# Start of EXERCISE MATERIAL
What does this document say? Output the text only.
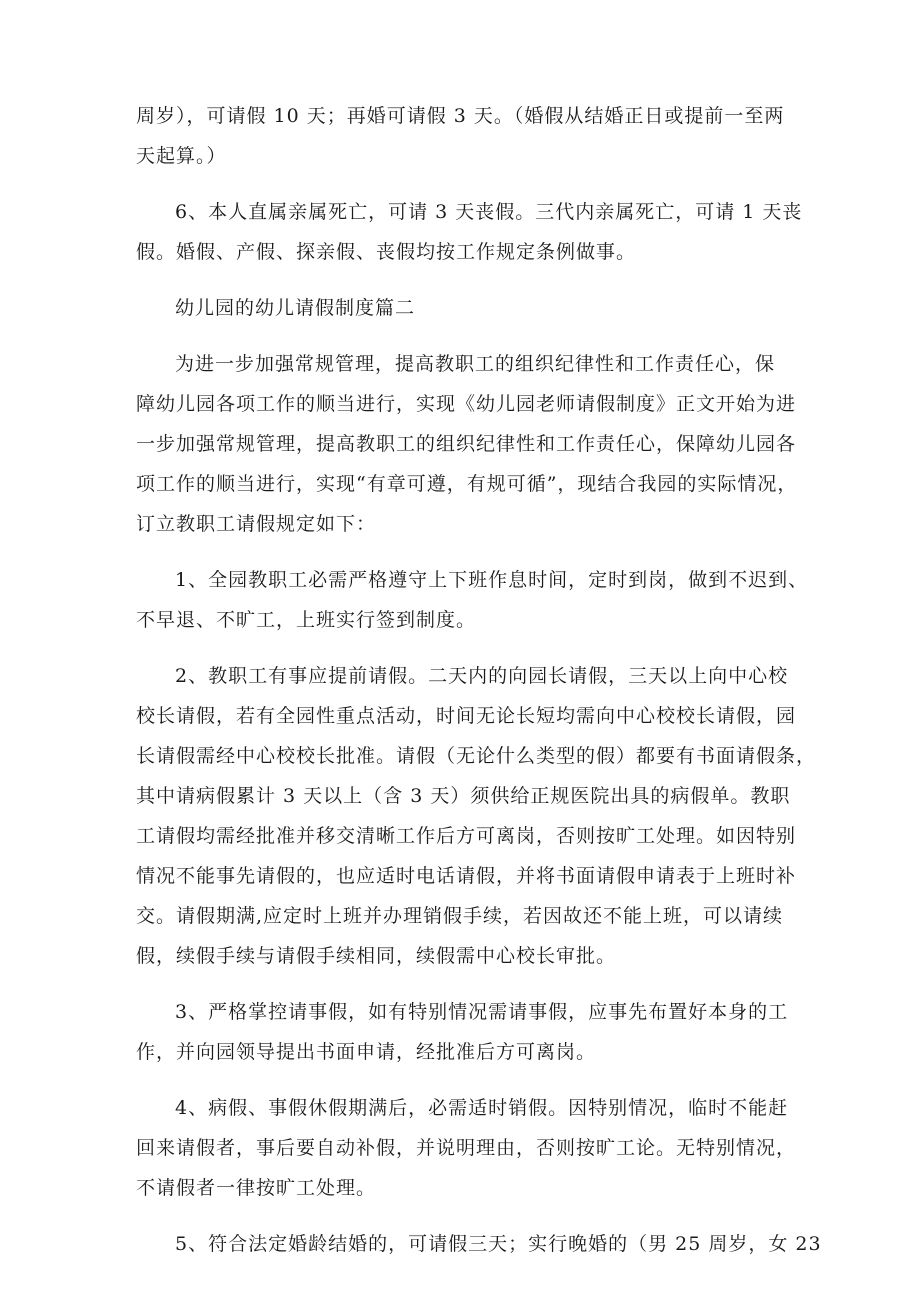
周岁），可请假 10 天；再婚可请假 3 天。（婚假从结婚正日或提前一至两
天起算。）

6、本人直属亲属死亡，可请 3 天丧假。三代内亲属死亡，可请 1 天丧
假。婚假、产假、探亲假、丧假均按工作规定条例做事。

幼儿园的幼儿请假制度篇二

为进一步加强常规管理，提高教职工的组织纪律性和工作责任心，保
障幼儿园各项工作的顺当进行，实现《幼儿园老师请假制度》正文开始为进
一步加强常规管理，提高教职工的组织纪律性和工作责任心，保障幼儿园各
项工作的顺当进行，实现“有章可遵，有规可循”，现结合我园的实际情况，
订立教职工请假规定如下：

1、全园教职工必需严格遵守上下班作息时间，定时到岗，做到不迟到、
不早退、不旷工，上班实行签到制度。

2、教职工有事应提前请假。二天内的向园长请假，三天以上向中心校
校长请假，若有全园性重点活动，时间无论长短均需向中心校校长请假，园
长请假需经中心校校长批准。请假（无论什么类型的假）都要有书面请假条，
其中请病假累计 3 天以上（含 3 天）须供给正规医院出具的病假单。教职
工请假均需经批准并移交清晰工作后方可离岗，否则按旷工处理。如因特别
情况不能事先请假的，也应适时电话请假，并将书面请假申请表于上班时补
交。请假期满,应定时上班并办理销假手续，若因故还不能上班，可以请续
假，续假手续与请假手续相同，续假需中心校长审批。

3、严格掌控请事假，如有特别情况需请事假，应事先布置好本身的工
作，并向园领导提出书面申请，经批准后方可离岗。

4、病假、事假休假期满后，必需适时销假。因特别情况，临时不能赶
回来请假者，事后要自动补假，并说明理由，否则按旷工论。无特别情况，
不请假者一律按旷工处理。

5、符合法定婚龄结婚的，可请假三天；实行晚婚的（男 25 周岁，女 23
# End of EXERCISE MATERIAL
SHORT PROBLEM » Restate each line of the records exactly; pictures do not belong in the copy.

COMPLETE ANSWER »
What does this document say? Output the text only.
周岁），可请假 10 天；再婚可请假 3 天。（婚假从结婚正日或提前一至两
天起算。）

6、本人直属亲属死亡，可请 3 天丧假。三代内亲属死亡，可请 1 天丧
假。婚假、产假、探亲假、丧假均按工作规定条例做事。

幼儿园的幼儿请假制度篇二

为进一步加强常规管理，提高教职工的组织纪律性和工作责任心，保
障幼儿园各项工作的顺当进行，实现《幼儿园老师请假制度》正文开始为进
一步加强常规管理，提高教职工的组织纪律性和工作责任心，保障幼儿园各
项工作的顺当进行，实现“有章可遵，有规可循”，现结合我园的实际情况，
订立教职工请假规定如下：

1、全园教职工必需严格遵守上下班作息时间，定时到岗，做到不迟到、
不早退、不旷工，上班实行签到制度。

2、教职工有事应提前请假。二天内的向园长请假，三天以上向中心校
校长请假，若有全园性重点活动，时间无论长短均需向中心校校长请假，园
长请假需经中心校校长批准。请假（无论什么类型的假）都要有书面请假条，
其中请病假累计 3 天以上（含 3 天）须供给正规医院出具的病假单。教职
工请假均需经批准并移交清晰工作后方可离岗，否则按旷工处理。如因特别
情况不能事先请假的，也应适时电话请假，并将书面请假申请表于上班时补
交。请假期满,应定时上班并办理销假手续，若因故还不能上班，可以请续
假，续假手续与请假手续相同，续假需中心校长审批。

3、严格掌控请事假，如有特别情况需请事假，应事先布置好本身的工
作，并向园领导提出书面申请，经批准后方可离岗。

4、病假、事假休假期满后，必需适时销假。因特别情况，临时不能赶
回来请假者，事后要自动补假，并说明理由，否则按旷工论。无特别情况，
不请假者一律按旷工处理。

5、符合法定婚龄结婚的，可请假三天；实行晚婚的（男 25 周岁，女 23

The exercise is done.